■ Work required ■
Extract every line where the string "Workshop" appears.

Source data
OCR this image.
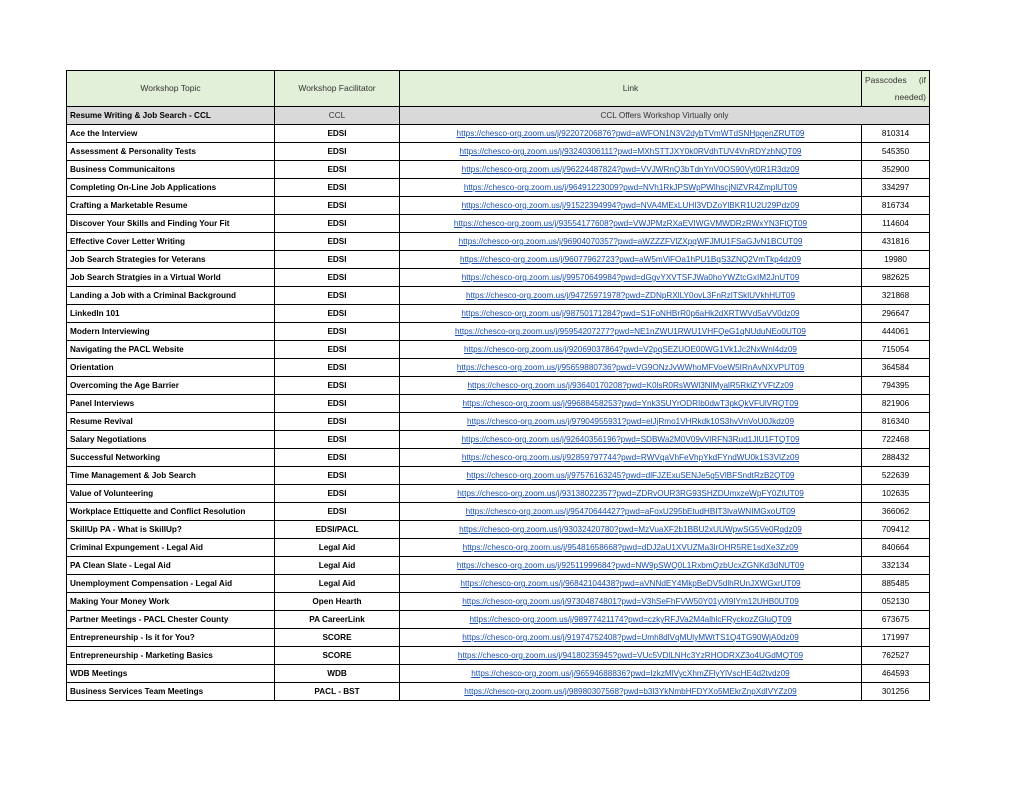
Workshop Topic	Workshop Facilitator	Link	Passcodes (if
needed)

Resume Writing & Job Search - CCL	CCL	CCL Offers Workshop Virtually only	
Ace the Interview	EDSI	https://chesco-org.zoom.us/j/92207206876?pwd=aWFON1N3V2dybTVmWTdSNHpqenZRUT09	810314
Assessment & Personality Tests	EDSI	https://chesco-org.zoom.us/j/93240306111?pwd=MXhSTTJXY0k0RVdhTUV4VnRDYzhNQT09	545350
Business Communicaitons	EDSI	https://chesco-org.zoom.us/j/96224487824?pwd=VVJWRnQ3bTdnYnV0OS90Vyt0R1R3dz09	352900
Completing On-Line Job Applications	EDSI	https://chesco-org.zoom.us/j/96491223009?pwd=NVh1RkJPSWpPWlhscjNlZVR4ZmplUT09	334297
Crafting a Marketable Resume	EDSI	https://chesco-org.zoom.us/j/91522394994?pwd=NVA4MExLUHI3VDZoYlBKR1U2U29Pdz09	816734
Discover Your Skills and Finding Your Fit	EDSI	https://chesco-org.zoom.us/j/93554177608?pwd=VWJPMzRXaEVIWGVMWDRzRWxYN3FtQT09	114604
Effective Cover Letter Writing	EDSI	https://chesco-org.zoom.us/j/96904070357?pwd=aWZZZFVlZXpqWFJMU1FSaGJvN1BCUT09	431816
Job Search Strategies for Veterans	EDSI	https://chesco-org.zoom.us/j/96077962723?pwd=aW5mVlFOa1hPU1BqS3ZNQ2VmTkp4dz09	19980
Job Search Stratgies in a Virtual World	EDSI	https://chesco-org.zoom.us/j/99570649984?pwd=dGgvYXVTSFJWa0hoYWZtcGxIM2JnUT09	982625
Landing a Job with a Criminal Background	EDSI	https://chesco-org.zoom.us/j/94725971978?pwd=ZDNpRXlLY0ovL3FnRzlTSklUVkhHUT09	321868
LinkedIn 101	EDSI	https://chesco-org.zoom.us/j/98750171284?pwd=S1FoNHBrR0p6aHk2dXRTWVd5aVV0dz09	296647
Modern Interviewing	EDSI	https://chesco-org.zoom.us/j/95954207277?pwd=NE1nZWU1RWU1VHFQeG1qNUduNEo0UT09	444061
Navigating the PACL Website	EDSI	https://chesco-org.zoom.us/j/92069037864?pwd=V2pqSEZUOE00WG1Vk1Jc2NxWnl4dz09	715054
Orientation	EDSI	https://chesco-org.zoom.us/j/95659880736?pwd=VG9ONzJvWWhoMFVoeW5IRnAvNXVPUT09	364584
Overcoming the Age Barrier	EDSI	https://chesco-org.zoom.us/j/93640170208?pwd=K0lsR0RsWWl3NlMyalR5RklZYVFtZz09	794395
Panel Interviews	EDSI	https://chesco-org.zoom.us/j/99688458253?pwd=Ynk3SUYrODRIb0dwT3pkQkVFUlVRQT09	821906
Resume Revival	EDSI	https://chesco-org.zoom.us/j/97904955931?pwd=elJjRmo1VHRkdk10S3hvVnVoU0Jkdz09	816340
Salary Negotiations	EDSI	https://chesco-org.zoom.us/j/92640356196?pwd=SDBWa2M0V09vVlRFN3Rud1JIU1FTQT09	722468
Successful Networking	EDSI	https://chesco-org.zoom.us/j/92859797744?pwd=RWVqaVhFeVhpYkdFYndWU0k1S3VlZz09	288432
Time Management & Job Search	EDSI	https://chesco-org.zoom.us/j/97576163245?pwd=dlFJZExuSENJe5g5VlBFSndtRzB2QT09	522639
Value of Volunteering	EDSI	https://chesco-org.zoom.us/j/93138022357?pwd=ZDRvOUR3RG93SHZDUmxzeWpFY0ZtUT09	102635
Workplace Ettiquette and Conflict Resolution	EDSI	https://chesco-org.zoom.us/j/95470644427?pwd=aFoxU295bEtudHBIT3lvaWNIMGxoUT09	366062
SkillUp PA - What is SkillUp?	EDSI/PACL	https://chesco-org.zoom.us/j/93032420780?pwd=MzVuaXF2b1BBU2xUUWpwSG5Ve0Rqdz09	709412
Criminal Expungement - Legal Aid	Legal Aid	https://chesco-org.zoom.us/j/95481658668?pwd=dDJ2aU1XVUZMa3lrOHR5RE1sdXe3Zz09	840664
PA Clean Slate - Legal Aid	Legal Aid	https://chesco-org.zoom.us/j/92511999684?pwd=NW9pSWQ0L1RxbmQzbUcxZGNKd3dNUT09	332134
Unemployment Compensation - Legal Aid	Legal Aid	https://chesco-org.zoom.us/j/96842104438?pwd=aVNNdEY4MkpBeDV5dlhRUnJXWGxrUT09	885485
Making Your Money Work	Open Hearth	https://chesco-org.zoom.us/j/97304874801?pwd=V3hSeFhFVW50Y01yVl9IYm12UHB0UT09	052130
Partner Meetings - PACL Chester County	PA CareerLink	https://chesco-org.zoom.us/j/98977421174?pwd=czkyRFJVa2M4alhlcFRyckozZGluQT09	673675
Entrepreneurship - Is it for You?	SCORE	https://chesco-org.zoom.us/j/91974752408?pwd=Umh8dlVqMUlyMWtTS1Q4TG90WjA0dz09	171997
Entrepreneurship - Marketing Basics	SCORE	https://chesco-org.zoom.us/j/94180235945?pwd=VUc5VDlLNHc3YzRHODRXZ3o4UGdMQT09	762527
WDB Meetings	WDB	https://chesco-org.zoom.us/j/96594688836?pwd=IzkzMlVycXhmZFlyYlVscHE4d2tvdz09	464593
Business Services Team Meetings	PACL - BST	https://chesco-org.zoom.us/j/98980307568?pwd=b3l3YkNmbHFDYXo5MEkrZnpXdlVYZz09	301256
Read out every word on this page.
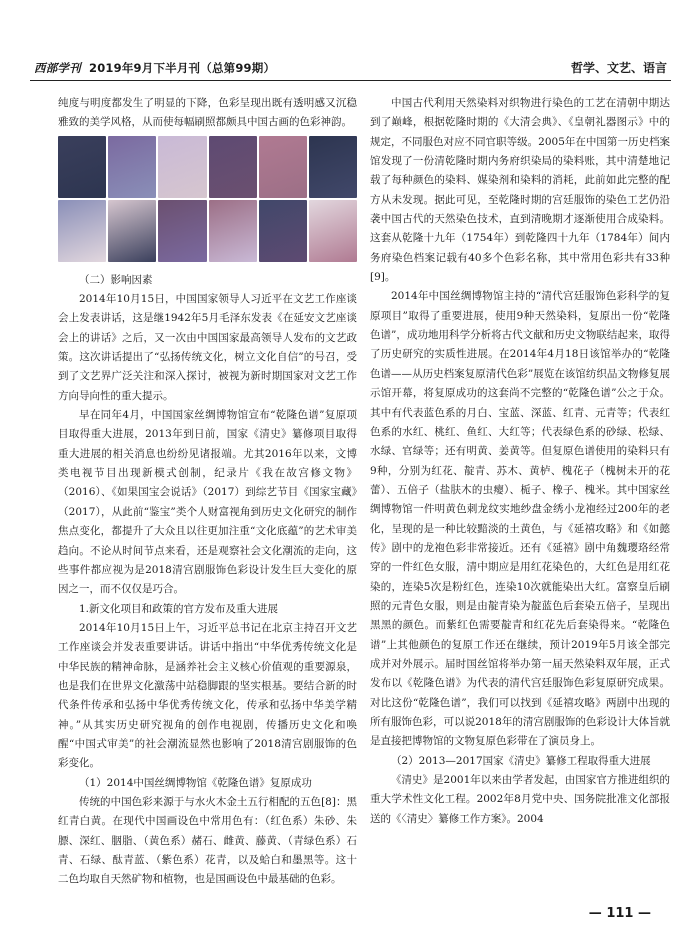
西部学刊 2019年9月下半月刊（总第99期）	哲学、文艺、语言

纯度与明度都发生了明显的下降，色彩呈现出既有透明感又沉稳雅致的美学风格，从而使每幅刷照都颇具中国古画的色彩神韵。

（二）影响因素

2014年10月15日，中国国家领导人习近平在文艺工作座谈会上发表讲话，这是继1942年5月毛泽东发表《在延安文艺座谈会上的讲话》之后，又一次由中国国家最高领导人发布的文艺政策。这次讲话提出了“弘扬传统文化，树立文化自信”的号召，受到了文艺界广泛关注和深入探讨，被视为新时期国家对文艺工作方向导向性的重大提示。

早在同年4月，中国国家丝绸博物馆宣布“乾隆色谱”复原项目取得重大进展，2013年到日前，国家《清史》纂修项目取得重大进展的相关消息也纷纷见诸报端。尤其2016年以来，文博类电视节目出现新模式创制，纪录片《我在故宫修文物》（2016）、《如果国宝会说话》（2017）到综艺节目《国家宝藏》（2017），从此前“鉴宝”类个人财富视角到历史文化研究的制作焦点变化，都提升了大众且以往更加注重“文化底蕴”的艺术审美趋向。不论从时间节点来看，还是观察社会文化潮流的走向，这些事件都应视为是2018清宫剧服饰色彩设计发生巨大变化的原因之一，而不仅仅是巧合。

1.新文化项目和政策的官方发布及重大进展

2014年10月15日上午，习近平总书记在北京主持召开文艺工作座谈会并发表重要讲话。讲话中指出“中华优秀传统文化是中华民族的精神命脉，是涵养社会主义核心价值观的重要源泉，也是我们在世界文化激荡中站稳脚跟的坚实根基。要结合新的时代条件传承和弘扬中华优秀传统文化，传承和弘扬中华美学精神。”从其实历史研究视角的创作电视剧，传播历史文化和唤醒“中国式审美”的社会潮流显然也影响了2018清宫剧服饰的色彩变化。

（1）2014中国丝绸博物馆《乾隆色谱》复原成功

传统的中国色彩来源于与水火木金土五行相配的五色[8]：黑红青白黄。在现代中国画设色中常用色有：（红色系）朱砂、朱膘、深红、胭脂、（黄色系）赭石、雌黄、藤黄、（青绿色系）石青、石绿、酞青蓝、（紫色系）花青，以及蛤白和墨黑等。这十二色均取自天然矿物和植物，也是国画设色中最基础的色彩。

中国古代利用天然染料对织物进行染色的工艺在清朝中期达到了巅峰，根据乾隆时期的《大清会典》、《皇朝礼器图示》中的规定，不同服色对应不同官职等级。2005年在中国第一历史档案馆发现了一份清乾隆时期内务府织染局的染料账，其中清楚地记载了每种颜色的染料、媒染剂和染料的消耗，此前如此完整的配方从未发现。据此可见，至乾隆时期的宫廷服饰的染色工艺仍沿袭中国古代的天然染色技术，直到清晚期才逐渐使用合成染料。这套从乾隆十九年（1754年）到乾隆四十九年（1784年）间内务府染色档案记载有40多个色彩名称，其中常用色彩共有33种[9]。

2014年中国丝绸博物馆主持的“清代宫廷服饰色彩科学的复原项目”取得了重要进展，使用9种天然染料，复原出一份“乾隆色谱”，成功地用科学分析将古代文献和历史文物联结起来，取得了历史研究的实质性进展。在2014年4月18日该馆举办的“乾隆色谱——从历史档案复原清代色彩”展览在该馆纺织品文物修复展示馆开幕，将复原成功的这套尚不完整的“乾隆色谱”公之于众。其中有代表蓝色系的月白、宝蓝、深蓝、红青、元青等；代表红色系的水红、桃红、鱼红、大红等；代表绿色系的砂绿、松绿、水绿、官绿等；还有明黄、姜黄等。但复原色谱使用的染料只有9种，分别为红花、靛青、苏木、黄栌、槐花子（槐树未开的花蕾）、五倍子（盐肤木的虫瘿）、栀子、橡子、槐米。其中国家丝绸博物馆一件明黄色刺龙纹实地纱盘金绣小龙袍经过200年的老化，呈现的是一种比较黯淡的土黄色，与《延禧攻略》和《如懿传》剧中的龙袍色彩非常接近。还有《延禧》剧中角魏璎珞经常穿的一件红色女服，清中期应是用红花染色的，大红色是用红花染的，连染5次是粉红色，连染10次就能染出大红。富察皇后刷照的元青色女服，则是由靛青染为靛蓝色后套染五倍子，呈现出黑黑的颜色。而紫红色需要靛青和红花先后套染得来。“乾隆色谱”上其他颜色的复原工作还在继续，预计2019年5月该全部完成并对外展示。届时国丝馆将举办第一届天然染料双年展，正式发布以《乾隆色谱》为代表的清代宫廷服饰色彩复原研究成果。对比这份“乾隆色谱”，我们可以找到《延禧攻略》两剧中出现的所有服饰色彩，可以说2018年的清宫剧服饰的色彩设计大体旨就是直接把博物馆的文物复原色彩带在了演员身上。

（2）2013—2017国家《清史》纂修工程取得重大进展

《清史》是2001年以来由学者发起，由国家官方推进组织的重大学术性文化工程。2002年8月党中央、国务院批准文化部报送的《〈清史〉纂修工作方案》。2004

— 111 —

■ Answer to the problem ■
Workshop Topic	Workshop Facilitator	Link	Passcodes (if
Resume Writing & Job Search - CCL	CCL	CCL Offers Workshop Virtually only	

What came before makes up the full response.